**EXERCISE DATA**
+++

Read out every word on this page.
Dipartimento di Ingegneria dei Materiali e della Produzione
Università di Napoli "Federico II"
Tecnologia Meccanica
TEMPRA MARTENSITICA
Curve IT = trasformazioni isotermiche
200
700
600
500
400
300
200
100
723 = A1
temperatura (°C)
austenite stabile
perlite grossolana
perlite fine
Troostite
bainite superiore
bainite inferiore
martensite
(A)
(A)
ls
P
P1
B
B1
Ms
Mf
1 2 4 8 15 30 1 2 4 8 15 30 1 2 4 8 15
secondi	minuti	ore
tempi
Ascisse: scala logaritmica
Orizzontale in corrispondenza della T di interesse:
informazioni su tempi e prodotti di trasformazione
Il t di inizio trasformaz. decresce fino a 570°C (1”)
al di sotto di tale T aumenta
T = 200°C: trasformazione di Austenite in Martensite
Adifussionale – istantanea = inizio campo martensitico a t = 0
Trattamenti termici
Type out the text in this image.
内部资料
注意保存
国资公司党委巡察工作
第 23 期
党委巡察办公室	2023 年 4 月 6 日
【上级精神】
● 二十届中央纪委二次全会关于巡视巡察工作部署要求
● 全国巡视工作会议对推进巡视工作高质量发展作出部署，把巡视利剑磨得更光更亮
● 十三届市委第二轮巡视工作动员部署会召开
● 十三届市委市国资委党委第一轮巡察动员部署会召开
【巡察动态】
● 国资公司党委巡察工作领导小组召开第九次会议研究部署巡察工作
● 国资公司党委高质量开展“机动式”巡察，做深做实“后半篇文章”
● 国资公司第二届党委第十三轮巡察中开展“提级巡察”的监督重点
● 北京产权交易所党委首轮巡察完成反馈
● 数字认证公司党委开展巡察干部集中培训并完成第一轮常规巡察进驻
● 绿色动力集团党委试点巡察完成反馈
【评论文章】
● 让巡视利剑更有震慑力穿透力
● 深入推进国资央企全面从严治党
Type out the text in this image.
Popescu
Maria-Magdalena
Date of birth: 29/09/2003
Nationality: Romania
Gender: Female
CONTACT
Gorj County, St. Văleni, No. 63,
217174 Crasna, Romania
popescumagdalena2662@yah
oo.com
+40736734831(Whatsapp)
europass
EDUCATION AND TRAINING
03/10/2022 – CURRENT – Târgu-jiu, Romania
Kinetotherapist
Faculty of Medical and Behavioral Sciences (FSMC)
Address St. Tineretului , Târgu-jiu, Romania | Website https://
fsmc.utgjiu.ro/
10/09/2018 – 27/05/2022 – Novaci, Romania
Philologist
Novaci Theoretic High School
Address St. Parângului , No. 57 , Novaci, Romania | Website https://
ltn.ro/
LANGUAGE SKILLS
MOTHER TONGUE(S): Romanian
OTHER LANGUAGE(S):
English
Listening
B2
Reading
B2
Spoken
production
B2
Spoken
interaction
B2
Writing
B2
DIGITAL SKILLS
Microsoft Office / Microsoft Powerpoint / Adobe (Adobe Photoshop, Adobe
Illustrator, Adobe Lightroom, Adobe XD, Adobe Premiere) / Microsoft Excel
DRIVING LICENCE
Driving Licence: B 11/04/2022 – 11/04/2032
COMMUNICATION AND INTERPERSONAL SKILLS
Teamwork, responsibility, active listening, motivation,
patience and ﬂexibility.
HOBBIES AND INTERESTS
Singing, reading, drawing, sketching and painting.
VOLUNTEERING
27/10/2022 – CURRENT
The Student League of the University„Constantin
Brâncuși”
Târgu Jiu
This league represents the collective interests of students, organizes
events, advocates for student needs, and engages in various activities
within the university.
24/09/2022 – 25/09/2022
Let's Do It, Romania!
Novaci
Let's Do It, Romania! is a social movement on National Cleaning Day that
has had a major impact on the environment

+++

**WHAT YOU SHOULD DO**
The entries above must be returned in full, exactly as shown.

**REPLY**
Read out every word on this page.
Dipartimento di Ingegneria dei Materiali e della Produzione
Università di Napoli "Federico II"
Tecnologia Meccanica
TEMPRA MARTENSITICA
Curve IT = trasformazioni isotermiche
200
700
600
500
400
300
200
100
723 = A1
temperatura (°C)
austenite stabile
perlite grossolana
perlite fine
Troostite
bainite superiore
bainite inferiore
martensite
(A)
(A)
ls
P
P1
B
B1
Ms
Mf
1 2 4 8 15 30 1 2 4 8 15 30 1 2 4 8 15
secondi	minuti	ore
tempi
Ascisse: scala logaritmica
Orizzontale in corrispondenza della T di interesse:
informazioni su tempi e prodotti di trasformazione
Il t di inizio trasformaz. decresce fino a 570°C (1”)
al di sotto di tale T aumenta
T = 200°C: trasformazione di Austenite in Martensite
Adifussionale – istantanea = inizio campo martensitico a t = 0
Trattamenti termici
Type out the text in this image.
内部资料
注意保存
国资公司党委巡察工作
第 23 期
党委巡察办公室	2023 年 4 月 6 日
【上级精神】
● 二十届中央纪委二次全会关于巡视巡察工作部署要求
● 全国巡视工作会议对推进巡视工作高质量发展作出部署，把巡视利剑磨得更光更亮
● 十三届市委第二轮巡视工作动员部署会召开
● 十三届市委市国资委党委第一轮巡察动员部署会召开
【巡察动态】
● 国资公司党委巡察工作领导小组召开第九次会议研究部署巡察工作
● 国资公司党委高质量开展“机动式”巡察，做深做实“后半篇文章”
● 国资公司第二届党委第十三轮巡察中开展“提级巡察”的监督重点
● 北京产权交易所党委首轮巡察完成反馈
● 数字认证公司党委开展巡察干部集中培训并完成第一轮常规巡察进驻
● 绿色动力集团党委试点巡察完成反馈
【评论文章】
● 让巡视利剑更有震慑力穿透力
● 深入推进国资央企全面从严治党
Type out the text in this image.
Popescu
Maria-Magdalena
Date of birth: 29/09/2003
Nationality: Romania
Gender: Female
CONTACT
Gorj County, St. Văleni, No. 63,
217174 Crasna, Romania
popescumagdalena2662@yah
oo.com
+40736734831(Whatsapp)
europass
EDUCATION AND TRAINING
03/10/2022 – CURRENT – Târgu-jiu, Romania
Kinetotherapist
Faculty of Medical and Behavioral Sciences (FSMC)
Address St. Tineretului , Târgu-jiu, Romania | Website https://
fsmc.utgjiu.ro/
10/09/2018 – 27/05/2022 – Novaci, Romania
Philologist
Novaci Theoretic High School
Address St. Parângului , No. 57 , Novaci, Romania | Website https://
ltn.ro/
LANGUAGE SKILLS
MOTHER TONGUE(S): Romanian
OTHER LANGUAGE(S):
English
Listening
B2
Reading
B2
Spoken
production
B2
Spoken
interaction
B2
Writing
B2
DIGITAL SKILLS
Microsoft Office / Microsoft Powerpoint / Adobe (Adobe Photoshop, Adobe
Illustrator, Adobe Lightroom, Adobe XD, Adobe Premiere) / Microsoft Excel
DRIVING LICENCE
Driving Licence: B 11/04/2022 – 11/04/2032
COMMUNICATION AND INTERPERSONAL SKILLS
Teamwork, responsibility, active listening, motivation,
patience and ﬂexibility.
HOBBIES AND INTERESTS
Singing, reading, drawing, sketching and painting.
VOLUNTEERING
27/10/2022 – CURRENT
The Student League of the University„Constantin
Brâncuși”
Târgu Jiu
This league represents the collective interests of students, organizes
events, advocates for student needs, and engages in various activities
within the university.
24/09/2022 – 25/09/2022
Let's Do It, Romania!
Novaci
Let's Do It, Romania! is a social movement on National Cleaning Day that
has had a major impact on the environment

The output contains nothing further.